-- Start DATASET --
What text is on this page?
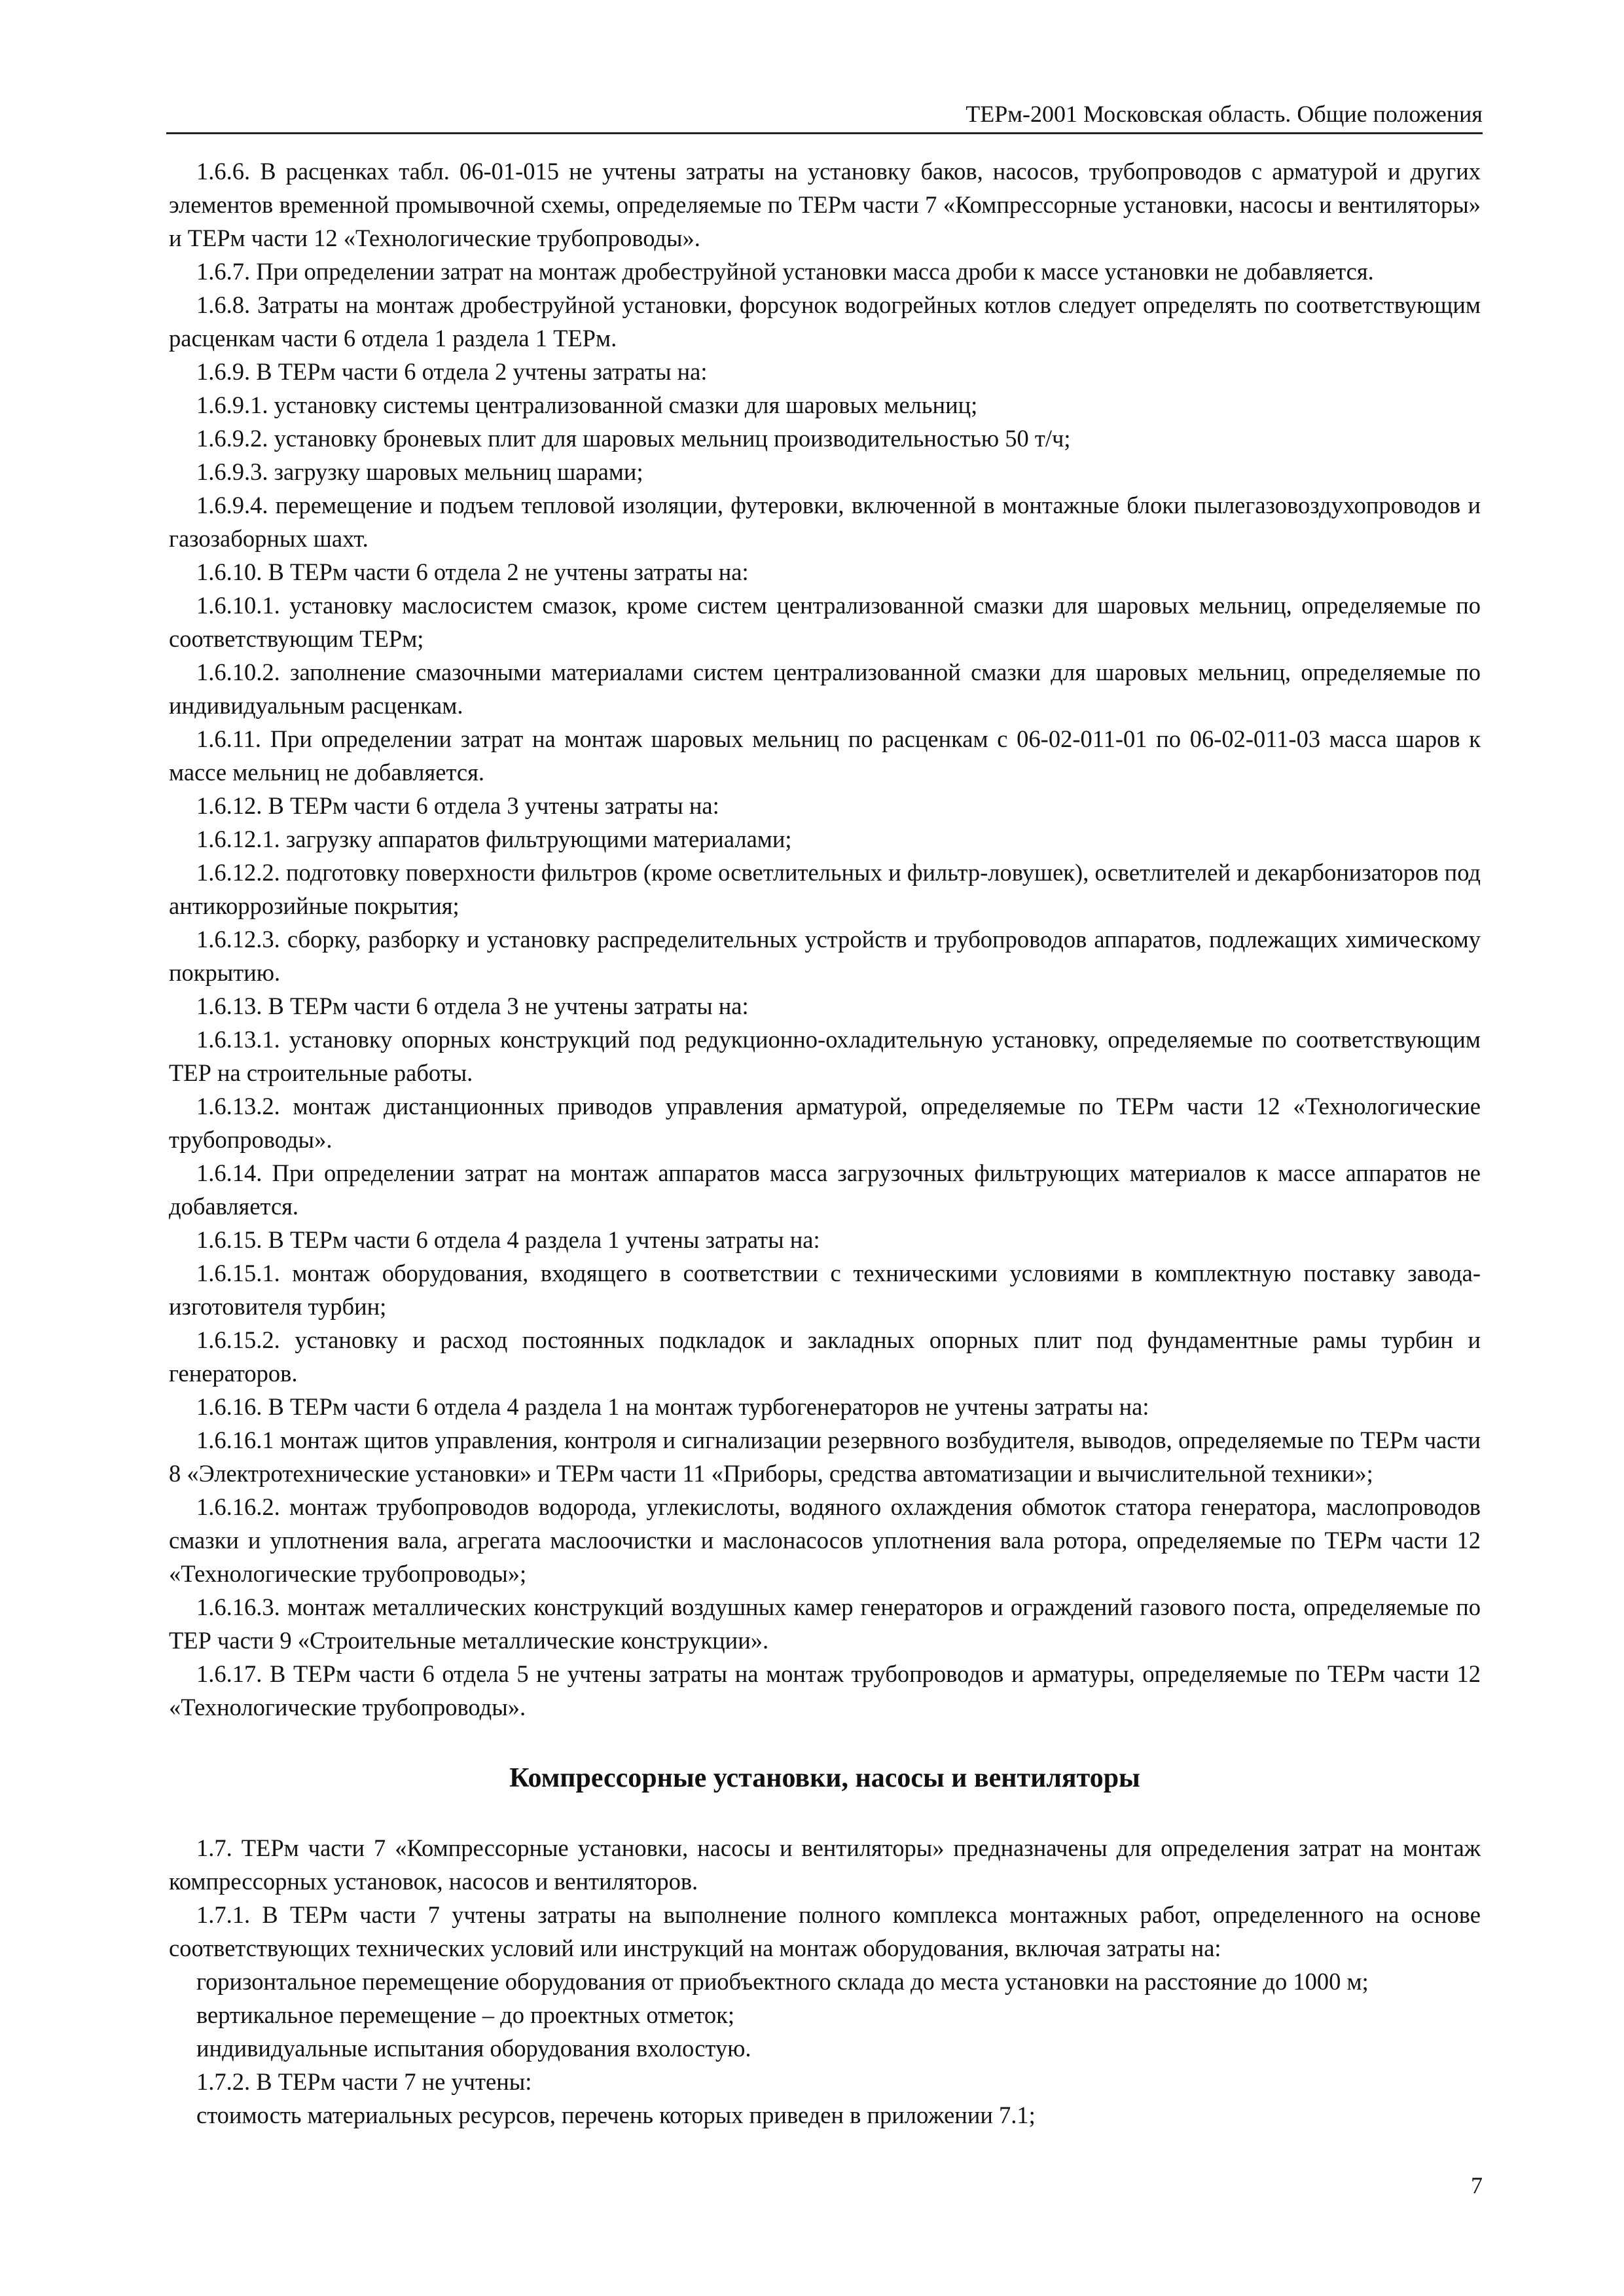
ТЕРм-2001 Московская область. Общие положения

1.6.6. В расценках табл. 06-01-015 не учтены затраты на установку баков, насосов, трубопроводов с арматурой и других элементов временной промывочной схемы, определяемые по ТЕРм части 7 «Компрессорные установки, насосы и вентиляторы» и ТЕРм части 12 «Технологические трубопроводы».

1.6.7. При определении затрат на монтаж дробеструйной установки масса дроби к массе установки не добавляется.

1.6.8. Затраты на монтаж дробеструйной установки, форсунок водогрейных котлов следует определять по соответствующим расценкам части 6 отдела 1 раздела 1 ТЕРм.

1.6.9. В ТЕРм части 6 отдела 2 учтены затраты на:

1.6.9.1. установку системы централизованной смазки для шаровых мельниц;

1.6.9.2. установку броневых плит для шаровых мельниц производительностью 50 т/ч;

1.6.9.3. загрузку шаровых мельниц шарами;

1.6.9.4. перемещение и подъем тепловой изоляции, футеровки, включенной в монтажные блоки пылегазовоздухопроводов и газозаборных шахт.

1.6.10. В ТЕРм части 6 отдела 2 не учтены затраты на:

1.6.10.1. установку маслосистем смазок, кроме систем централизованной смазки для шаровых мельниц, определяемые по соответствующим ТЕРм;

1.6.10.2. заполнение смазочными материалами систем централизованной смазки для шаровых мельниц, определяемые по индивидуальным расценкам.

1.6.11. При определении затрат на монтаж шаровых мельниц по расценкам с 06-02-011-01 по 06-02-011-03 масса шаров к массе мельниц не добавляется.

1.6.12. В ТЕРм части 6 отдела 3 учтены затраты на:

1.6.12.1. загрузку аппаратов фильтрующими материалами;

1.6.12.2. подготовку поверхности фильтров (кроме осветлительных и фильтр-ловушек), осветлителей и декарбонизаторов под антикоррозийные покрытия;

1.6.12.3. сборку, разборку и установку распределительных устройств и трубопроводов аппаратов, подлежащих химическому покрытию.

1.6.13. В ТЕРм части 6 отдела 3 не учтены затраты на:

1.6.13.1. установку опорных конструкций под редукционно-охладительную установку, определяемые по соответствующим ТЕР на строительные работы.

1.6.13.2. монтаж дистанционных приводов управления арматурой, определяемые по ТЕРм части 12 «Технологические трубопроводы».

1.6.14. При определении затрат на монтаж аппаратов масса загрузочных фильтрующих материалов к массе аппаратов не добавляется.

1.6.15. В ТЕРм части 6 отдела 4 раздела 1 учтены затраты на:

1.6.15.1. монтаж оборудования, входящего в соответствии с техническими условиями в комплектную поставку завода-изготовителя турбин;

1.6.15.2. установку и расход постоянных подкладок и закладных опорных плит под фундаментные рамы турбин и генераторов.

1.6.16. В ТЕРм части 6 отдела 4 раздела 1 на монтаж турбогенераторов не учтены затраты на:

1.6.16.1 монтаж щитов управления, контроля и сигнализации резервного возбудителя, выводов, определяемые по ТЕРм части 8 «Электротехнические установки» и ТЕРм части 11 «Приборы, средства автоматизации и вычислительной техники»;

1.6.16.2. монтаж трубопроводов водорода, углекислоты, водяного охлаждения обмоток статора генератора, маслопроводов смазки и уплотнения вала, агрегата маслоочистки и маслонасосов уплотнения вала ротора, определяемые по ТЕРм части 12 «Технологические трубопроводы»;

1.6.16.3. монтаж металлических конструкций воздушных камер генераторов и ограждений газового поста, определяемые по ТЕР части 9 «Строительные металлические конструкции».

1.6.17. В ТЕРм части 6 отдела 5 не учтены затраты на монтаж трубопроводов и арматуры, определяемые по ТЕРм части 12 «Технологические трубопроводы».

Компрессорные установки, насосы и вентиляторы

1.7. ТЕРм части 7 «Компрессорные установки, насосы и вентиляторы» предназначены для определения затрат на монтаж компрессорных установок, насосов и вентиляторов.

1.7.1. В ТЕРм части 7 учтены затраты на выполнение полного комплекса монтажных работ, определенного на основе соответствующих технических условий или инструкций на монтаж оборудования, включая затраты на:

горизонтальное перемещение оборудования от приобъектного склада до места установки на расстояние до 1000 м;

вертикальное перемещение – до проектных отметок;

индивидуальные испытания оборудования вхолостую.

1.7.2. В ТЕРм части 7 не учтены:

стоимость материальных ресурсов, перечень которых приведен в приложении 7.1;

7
-- End DATASET --
• **WHAT THIS TASK INVOLVES**:
Report how many lines of the records above contain the word "опорных", and give only that number.

• **EXERCISE RESPONSE**:
2